Data entries:
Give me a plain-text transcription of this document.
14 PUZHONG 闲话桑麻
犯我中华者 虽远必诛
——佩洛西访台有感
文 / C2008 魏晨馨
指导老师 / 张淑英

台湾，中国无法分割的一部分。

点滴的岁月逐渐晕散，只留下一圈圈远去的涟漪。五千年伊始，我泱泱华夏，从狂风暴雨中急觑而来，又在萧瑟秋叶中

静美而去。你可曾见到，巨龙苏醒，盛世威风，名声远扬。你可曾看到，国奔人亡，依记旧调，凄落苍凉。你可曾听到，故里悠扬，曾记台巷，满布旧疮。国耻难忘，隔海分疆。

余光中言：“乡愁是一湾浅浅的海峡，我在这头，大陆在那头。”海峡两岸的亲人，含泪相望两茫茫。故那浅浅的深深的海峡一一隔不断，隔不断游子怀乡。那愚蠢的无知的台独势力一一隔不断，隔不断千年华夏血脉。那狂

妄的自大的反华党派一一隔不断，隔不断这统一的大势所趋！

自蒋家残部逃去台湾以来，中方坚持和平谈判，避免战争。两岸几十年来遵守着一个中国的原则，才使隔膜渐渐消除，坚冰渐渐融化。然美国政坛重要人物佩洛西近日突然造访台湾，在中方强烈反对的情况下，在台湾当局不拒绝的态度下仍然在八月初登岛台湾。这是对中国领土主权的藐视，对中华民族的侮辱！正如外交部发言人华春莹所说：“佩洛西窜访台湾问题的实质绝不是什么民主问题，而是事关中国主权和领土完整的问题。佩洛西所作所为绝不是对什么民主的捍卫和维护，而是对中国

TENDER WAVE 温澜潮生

> _PROBLEM DETAILS_: Please quote the data above in full, with no line missing.

> _FINISHED TASK_:
Give me a plain-text transcription of this document.
14 PUZHONG 闲话桑麻
犯我中华者 虽远必诛
——佩洛西访台有感
文 / C2008 魏晨馨
指导老师 / 张淑英

台湾，中国无法分割的一部分。

点滴的岁月逐渐晕散，只留下一圈圈远去的涟漪。五千年伊始，我泱泱华夏，从狂风暴雨中急觑而来，又在萧瑟秋叶中

静美而去。你可曾见到，巨龙苏醒，盛世威风，名声远扬。你可曾看到，国奔人亡，依记旧调，凄落苍凉。你可曾听到，故里悠扬，曾记台巷，满布旧疮。国耻难忘，隔海分疆。

余光中言：“乡愁是一湾浅浅的海峡，我在这头，大陆在那头。”海峡两岸的亲人，含泪相望两茫茫。故那浅浅的深深的海峡一一隔不断，隔不断游子怀乡。那愚蠢的无知的台独势力一一隔不断，隔不断千年华夏血脉。那狂

妄的自大的反华党派一一隔不断，隔不断这统一的大势所趋！

自蒋家残部逃去台湾以来，中方坚持和平谈判，避免战争。两岸几十年来遵守着一个中国的原则，才使隔膜渐渐消除，坚冰渐渐融化。然美国政坛重要人物佩洛西近日突然造访台湾，在中方强烈反对的情况下，在台湾当局不拒绝的态度下仍然在八月初登岛台湾。这是对中国领土主权的藐视，对中华民族的侮辱！正如外交部发言人华春莹所说：“佩洛西窜访台湾问题的实质绝不是什么民主问题，而是事关中国主权和领土完整的问题。佩洛西所作所为绝不是对什么民主的捍卫和维护，而是对中国

TENDER WAVE 温澜潮生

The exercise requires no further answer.